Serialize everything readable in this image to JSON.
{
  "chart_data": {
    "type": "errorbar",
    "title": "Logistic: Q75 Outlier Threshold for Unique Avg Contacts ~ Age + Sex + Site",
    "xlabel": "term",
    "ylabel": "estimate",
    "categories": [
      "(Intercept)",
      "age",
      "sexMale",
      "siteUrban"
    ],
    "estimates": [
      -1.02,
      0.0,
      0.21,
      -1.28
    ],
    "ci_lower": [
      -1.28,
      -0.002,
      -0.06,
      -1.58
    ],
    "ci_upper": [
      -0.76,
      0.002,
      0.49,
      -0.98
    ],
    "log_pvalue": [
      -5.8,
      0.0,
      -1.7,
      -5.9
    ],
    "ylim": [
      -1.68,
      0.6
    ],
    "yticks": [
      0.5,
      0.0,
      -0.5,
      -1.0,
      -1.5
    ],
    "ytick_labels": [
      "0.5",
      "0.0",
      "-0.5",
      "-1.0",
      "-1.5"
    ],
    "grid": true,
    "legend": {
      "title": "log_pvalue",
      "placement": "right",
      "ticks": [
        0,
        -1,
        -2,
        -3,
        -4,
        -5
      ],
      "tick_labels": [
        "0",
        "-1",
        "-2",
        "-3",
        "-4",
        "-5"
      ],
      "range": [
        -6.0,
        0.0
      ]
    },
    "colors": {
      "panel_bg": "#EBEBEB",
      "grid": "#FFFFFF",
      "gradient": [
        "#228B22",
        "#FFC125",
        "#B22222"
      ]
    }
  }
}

· · ·

Return every record above exactly as it appears.

Serialize everything readable in this image to JSON.
{
  "chart_data": {
    "type": "errorbar",
    "title": "Logistic: Q75 Outlier Threshold for Unique Avg Contacts ~ Age + Sex + Site",
    "xlabel": "term",
    "ylabel": "estimate",
    "categories": [
      "(Intercept)",
      "age",
      "sexMale",
      "siteUrban"
    ],
    "estimates": [
      -1.02,
      0.0,
      0.21,
      -1.28
    ],
    "ci_lower": [
      -1.28,
      -0.002,
      -0.06,
      -1.58
    ],
    "ci_upper": [
      -0.76,
      0.002,
      0.49,
      -0.98
    ],
    "log_pvalue": [
      -5.8,
      0.0,
      -1.7,
      -5.9
    ],
    "ylim": [
      -1.68,
      0.6
    ],
    "yticks": [
      0.5,
      0.0,
      -0.5,
      -1.0,
      -1.5
    ],
    "ytick_labels": [
      "0.5",
      "0.0",
      "-0.5",
      "-1.0",
      "-1.5"
    ],
    "grid": true,
    "legend": {
      "title": "log_pvalue",
      "placement": "right",
      "ticks": [
        0,
        -1,
        -2,
        -3,
        -4,
        -5
      ],
      "tick_labels": [
        "0",
        "-1",
        "-2",
        "-3",
        "-4",
        "-5"
      ],
      "range": [
        -6.0,
        0.0
      ]
    },
    "colors": {
      "panel_bg": "#EBEBEB",
      "grid": "#FFFFFF",
      "gradient": [
        "#228B22",
        "#FFC125",
        "#B22222"
      ]
    }
  }
}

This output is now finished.